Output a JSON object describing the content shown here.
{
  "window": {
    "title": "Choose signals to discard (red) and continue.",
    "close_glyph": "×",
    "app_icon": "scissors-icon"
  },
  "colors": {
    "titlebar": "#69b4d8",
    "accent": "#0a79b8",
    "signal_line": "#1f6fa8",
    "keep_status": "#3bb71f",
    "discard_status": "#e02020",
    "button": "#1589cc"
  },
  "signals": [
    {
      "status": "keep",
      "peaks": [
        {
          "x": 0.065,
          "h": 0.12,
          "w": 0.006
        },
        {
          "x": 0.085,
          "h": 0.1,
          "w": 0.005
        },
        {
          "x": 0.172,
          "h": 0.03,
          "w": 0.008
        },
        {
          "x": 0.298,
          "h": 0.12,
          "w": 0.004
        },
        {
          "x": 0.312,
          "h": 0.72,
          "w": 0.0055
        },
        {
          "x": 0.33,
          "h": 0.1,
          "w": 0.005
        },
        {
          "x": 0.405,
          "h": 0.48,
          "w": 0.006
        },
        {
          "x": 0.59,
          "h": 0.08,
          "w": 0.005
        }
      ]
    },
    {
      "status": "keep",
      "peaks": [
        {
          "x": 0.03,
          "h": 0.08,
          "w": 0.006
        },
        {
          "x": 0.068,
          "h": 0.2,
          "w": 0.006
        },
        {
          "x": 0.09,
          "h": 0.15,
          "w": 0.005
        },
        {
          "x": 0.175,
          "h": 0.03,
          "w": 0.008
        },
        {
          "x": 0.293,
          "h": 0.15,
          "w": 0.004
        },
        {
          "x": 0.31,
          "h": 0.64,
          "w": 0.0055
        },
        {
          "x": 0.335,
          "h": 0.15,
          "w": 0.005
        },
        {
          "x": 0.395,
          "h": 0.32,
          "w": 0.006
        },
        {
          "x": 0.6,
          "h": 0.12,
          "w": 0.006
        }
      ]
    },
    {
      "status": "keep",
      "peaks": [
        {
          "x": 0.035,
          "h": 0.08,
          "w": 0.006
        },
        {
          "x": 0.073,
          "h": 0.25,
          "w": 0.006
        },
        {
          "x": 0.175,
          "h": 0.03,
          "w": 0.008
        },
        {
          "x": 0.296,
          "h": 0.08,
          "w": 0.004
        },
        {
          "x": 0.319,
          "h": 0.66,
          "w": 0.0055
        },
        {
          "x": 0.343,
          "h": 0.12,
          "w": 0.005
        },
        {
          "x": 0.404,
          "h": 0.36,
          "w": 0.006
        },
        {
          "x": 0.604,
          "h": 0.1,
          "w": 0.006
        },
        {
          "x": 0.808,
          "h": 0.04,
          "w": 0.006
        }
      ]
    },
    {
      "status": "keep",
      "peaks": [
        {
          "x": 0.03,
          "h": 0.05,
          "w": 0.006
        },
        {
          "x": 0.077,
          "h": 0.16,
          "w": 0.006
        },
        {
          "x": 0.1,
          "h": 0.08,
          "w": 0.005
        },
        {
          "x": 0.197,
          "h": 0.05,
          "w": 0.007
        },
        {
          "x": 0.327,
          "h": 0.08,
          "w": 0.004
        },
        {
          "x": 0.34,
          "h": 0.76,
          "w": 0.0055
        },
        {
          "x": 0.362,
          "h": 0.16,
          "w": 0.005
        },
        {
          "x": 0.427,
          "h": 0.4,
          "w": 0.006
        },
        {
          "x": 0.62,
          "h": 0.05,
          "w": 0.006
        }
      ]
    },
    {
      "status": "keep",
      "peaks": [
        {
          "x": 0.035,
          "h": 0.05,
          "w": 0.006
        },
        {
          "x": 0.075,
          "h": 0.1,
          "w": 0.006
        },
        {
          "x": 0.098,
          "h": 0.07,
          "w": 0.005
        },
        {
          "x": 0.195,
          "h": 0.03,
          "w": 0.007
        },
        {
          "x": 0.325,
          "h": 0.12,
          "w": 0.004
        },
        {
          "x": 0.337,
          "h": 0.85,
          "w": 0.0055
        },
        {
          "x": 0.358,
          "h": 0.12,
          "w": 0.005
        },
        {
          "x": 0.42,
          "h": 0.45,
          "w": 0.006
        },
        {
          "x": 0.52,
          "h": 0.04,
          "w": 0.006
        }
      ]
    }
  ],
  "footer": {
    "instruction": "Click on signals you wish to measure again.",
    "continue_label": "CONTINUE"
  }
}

★ ★ ★ ★ ★ ★ ★

Exercise requirements -> Can you restate every record above word for word?

Answer in full ->
Output a JSON object describing the content shown here.
{
  "window": {
    "title": "Choose signals to discard (red) and continue.",
    "close_glyph": "×",
    "app_icon": "scissors-icon"
  },
  "colors": {
    "titlebar": "#69b4d8",
    "accent": "#0a79b8",
    "signal_line": "#1f6fa8",
    "keep_status": "#3bb71f",
    "discard_status": "#e02020",
    "button": "#1589cc"
  },
  "signals": [
    {
      "status": "keep",
      "peaks": [
        {
          "x": 0.065,
          "h": 0.12,
          "w": 0.006
        },
        {
          "x": 0.085,
          "h": 0.1,
          "w": 0.005
        },
        {
          "x": 0.172,
          "h": 0.03,
          "w": 0.008
        },
        {
          "x": 0.298,
          "h": 0.12,
          "w": 0.004
        },
        {
          "x": 0.312,
          "h": 0.72,
          "w": 0.0055
        },
        {
          "x": 0.33,
          "h": 0.1,
          "w": 0.005
        },
        {
          "x": 0.405,
          "h": 0.48,
          "w": 0.006
        },
        {
          "x": 0.59,
          "h": 0.08,
          "w": 0.005
        }
      ]
    },
    {
      "status": "keep",
      "peaks": [
        {
          "x": 0.03,
          "h": 0.08,
          "w": 0.006
        },
        {
          "x": 0.068,
          "h": 0.2,
          "w": 0.006
        },
        {
          "x": 0.09,
          "h": 0.15,
          "w": 0.005
        },
        {
          "x": 0.175,
          "h": 0.03,
          "w": 0.008
        },
        {
          "x": 0.293,
          "h": 0.15,
          "w": 0.004
        },
        {
          "x": 0.31,
          "h": 0.64,
          "w": 0.0055
        },
        {
          "x": 0.335,
          "h": 0.15,
          "w": 0.005
        },
        {
          "x": 0.395,
          "h": 0.32,
          "w": 0.006
        },
        {
          "x": 0.6,
          "h": 0.12,
          "w": 0.006
        }
      ]
    },
    {
      "status": "keep",
      "peaks": [
        {
          "x": 0.035,
          "h": 0.08,
          "w": 0.006
        },
        {
          "x": 0.073,
          "h": 0.25,
          "w": 0.006
        },
        {
          "x": 0.175,
          "h": 0.03,
          "w": 0.008
        },
        {
          "x": 0.296,
          "h": 0.08,
          "w": 0.004
        },
        {
          "x": 0.319,
          "h": 0.66,
          "w": 0.0055
        },
        {
          "x": 0.343,
          "h": 0.12,
          "w": 0.005
        },
        {
          "x": 0.404,
          "h": 0.36,
          "w": 0.006
        },
        {
          "x": 0.604,
          "h": 0.1,
          "w": 0.006
        },
        {
          "x": 0.808,
          "h": 0.04,
          "w": 0.006
        }
      ]
    },
    {
      "status": "keep",
      "peaks": [
        {
          "x": 0.03,
          "h": 0.05,
          "w": 0.006
        },
        {
          "x": 0.077,
          "h": 0.16,
          "w": 0.006
        },
        {
          "x": 0.1,
          "h": 0.08,
          "w": 0.005
        },
        {
          "x": 0.197,
          "h": 0.05,
          "w": 0.007
        },
        {
          "x": 0.327,
          "h": 0.08,
          "w": 0.004
        },
        {
          "x": 0.34,
          "h": 0.76,
          "w": 0.0055
        },
        {
          "x": 0.362,
          "h": 0.16,
          "w": 0.005
        },
        {
          "x": 0.427,
          "h": 0.4,
          "w": 0.006
        },
        {
          "x": 0.62,
          "h": 0.05,
          "w": 0.006
        }
      ]
    },
    {
      "status": "keep",
      "peaks": [
        {
          "x": 0.035,
          "h": 0.05,
          "w": 0.006
        },
        {
          "x": 0.075,
          "h": 0.1,
          "w": 0.006
        },
        {
          "x": 0.098,
          "h": 0.07,
          "w": 0.005
        },
        {
          "x": 0.195,
          "h": 0.03,
          "w": 0.007
        },
        {
          "x": 0.325,
          "h": 0.12,
          "w": 0.004
        },
        {
          "x": 0.337,
          "h": 0.85,
          "w": 0.0055
        },
        {
          "x": 0.358,
          "h": 0.12,
          "w": 0.005
        },
        {
          "x": 0.42,
          "h": 0.45,
          "w": 0.006
        },
        {
          "x": 0.52,
          "h": 0.04,
          "w": 0.006
        }
      ]
    }
  ],
  "footer": {
    "instruction": "Click on signals you wish to measure again.",
    "continue_label": "CONTINUE"
  }
}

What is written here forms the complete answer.